The problem ▸ Every line that holds "banner" should be shown.

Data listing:
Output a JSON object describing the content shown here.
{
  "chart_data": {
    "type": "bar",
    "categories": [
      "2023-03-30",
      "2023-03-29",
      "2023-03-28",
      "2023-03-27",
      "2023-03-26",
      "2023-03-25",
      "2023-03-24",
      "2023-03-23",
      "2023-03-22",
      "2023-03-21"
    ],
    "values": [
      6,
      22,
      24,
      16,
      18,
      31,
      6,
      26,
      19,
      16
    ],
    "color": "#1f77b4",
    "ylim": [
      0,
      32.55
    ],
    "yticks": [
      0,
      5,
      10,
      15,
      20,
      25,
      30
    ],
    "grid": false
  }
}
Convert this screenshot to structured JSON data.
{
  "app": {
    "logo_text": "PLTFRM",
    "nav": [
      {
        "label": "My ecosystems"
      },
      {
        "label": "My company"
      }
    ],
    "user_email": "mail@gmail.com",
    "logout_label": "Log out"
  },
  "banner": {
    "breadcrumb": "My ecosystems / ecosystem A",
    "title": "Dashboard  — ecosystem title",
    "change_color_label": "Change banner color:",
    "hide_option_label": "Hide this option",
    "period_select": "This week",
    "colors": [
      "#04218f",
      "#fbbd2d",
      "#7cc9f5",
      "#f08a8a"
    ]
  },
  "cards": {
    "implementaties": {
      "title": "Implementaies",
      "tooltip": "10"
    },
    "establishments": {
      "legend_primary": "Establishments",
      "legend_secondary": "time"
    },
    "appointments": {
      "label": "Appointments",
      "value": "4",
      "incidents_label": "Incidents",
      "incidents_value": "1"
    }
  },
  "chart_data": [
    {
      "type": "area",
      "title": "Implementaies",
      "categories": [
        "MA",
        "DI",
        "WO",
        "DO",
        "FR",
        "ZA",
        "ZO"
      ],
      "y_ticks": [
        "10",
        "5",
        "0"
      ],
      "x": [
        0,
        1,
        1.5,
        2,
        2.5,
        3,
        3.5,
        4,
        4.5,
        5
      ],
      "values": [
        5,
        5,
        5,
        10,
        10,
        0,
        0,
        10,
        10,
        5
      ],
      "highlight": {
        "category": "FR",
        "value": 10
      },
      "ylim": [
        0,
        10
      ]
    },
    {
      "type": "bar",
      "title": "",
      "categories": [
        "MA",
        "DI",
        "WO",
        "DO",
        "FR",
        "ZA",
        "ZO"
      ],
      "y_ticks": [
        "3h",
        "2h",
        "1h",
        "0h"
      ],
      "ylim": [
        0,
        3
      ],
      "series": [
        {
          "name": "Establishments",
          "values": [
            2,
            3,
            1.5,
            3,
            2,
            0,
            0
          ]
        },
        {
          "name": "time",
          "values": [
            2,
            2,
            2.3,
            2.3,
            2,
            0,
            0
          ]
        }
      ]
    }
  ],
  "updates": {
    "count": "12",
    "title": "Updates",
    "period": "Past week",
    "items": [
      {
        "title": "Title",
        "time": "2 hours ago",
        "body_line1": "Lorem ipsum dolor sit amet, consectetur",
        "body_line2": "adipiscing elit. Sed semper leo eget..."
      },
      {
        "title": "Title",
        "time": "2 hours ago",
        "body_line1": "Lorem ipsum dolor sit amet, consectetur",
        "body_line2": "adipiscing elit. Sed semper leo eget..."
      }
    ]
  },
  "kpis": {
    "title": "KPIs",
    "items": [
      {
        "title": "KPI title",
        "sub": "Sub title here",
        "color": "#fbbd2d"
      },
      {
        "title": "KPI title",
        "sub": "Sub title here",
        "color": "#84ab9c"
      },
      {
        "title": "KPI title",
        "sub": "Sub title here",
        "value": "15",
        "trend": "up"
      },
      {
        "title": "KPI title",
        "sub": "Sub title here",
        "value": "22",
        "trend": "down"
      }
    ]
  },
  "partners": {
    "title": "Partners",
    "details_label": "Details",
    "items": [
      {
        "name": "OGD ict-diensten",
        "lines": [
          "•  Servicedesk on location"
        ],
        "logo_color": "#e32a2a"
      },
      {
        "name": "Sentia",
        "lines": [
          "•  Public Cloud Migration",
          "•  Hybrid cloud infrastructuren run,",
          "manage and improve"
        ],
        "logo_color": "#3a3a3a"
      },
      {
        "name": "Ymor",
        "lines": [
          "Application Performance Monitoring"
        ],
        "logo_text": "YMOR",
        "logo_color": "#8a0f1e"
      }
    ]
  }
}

Task output ▸
  "banner": {
    "change_color_label": "Change banner color:",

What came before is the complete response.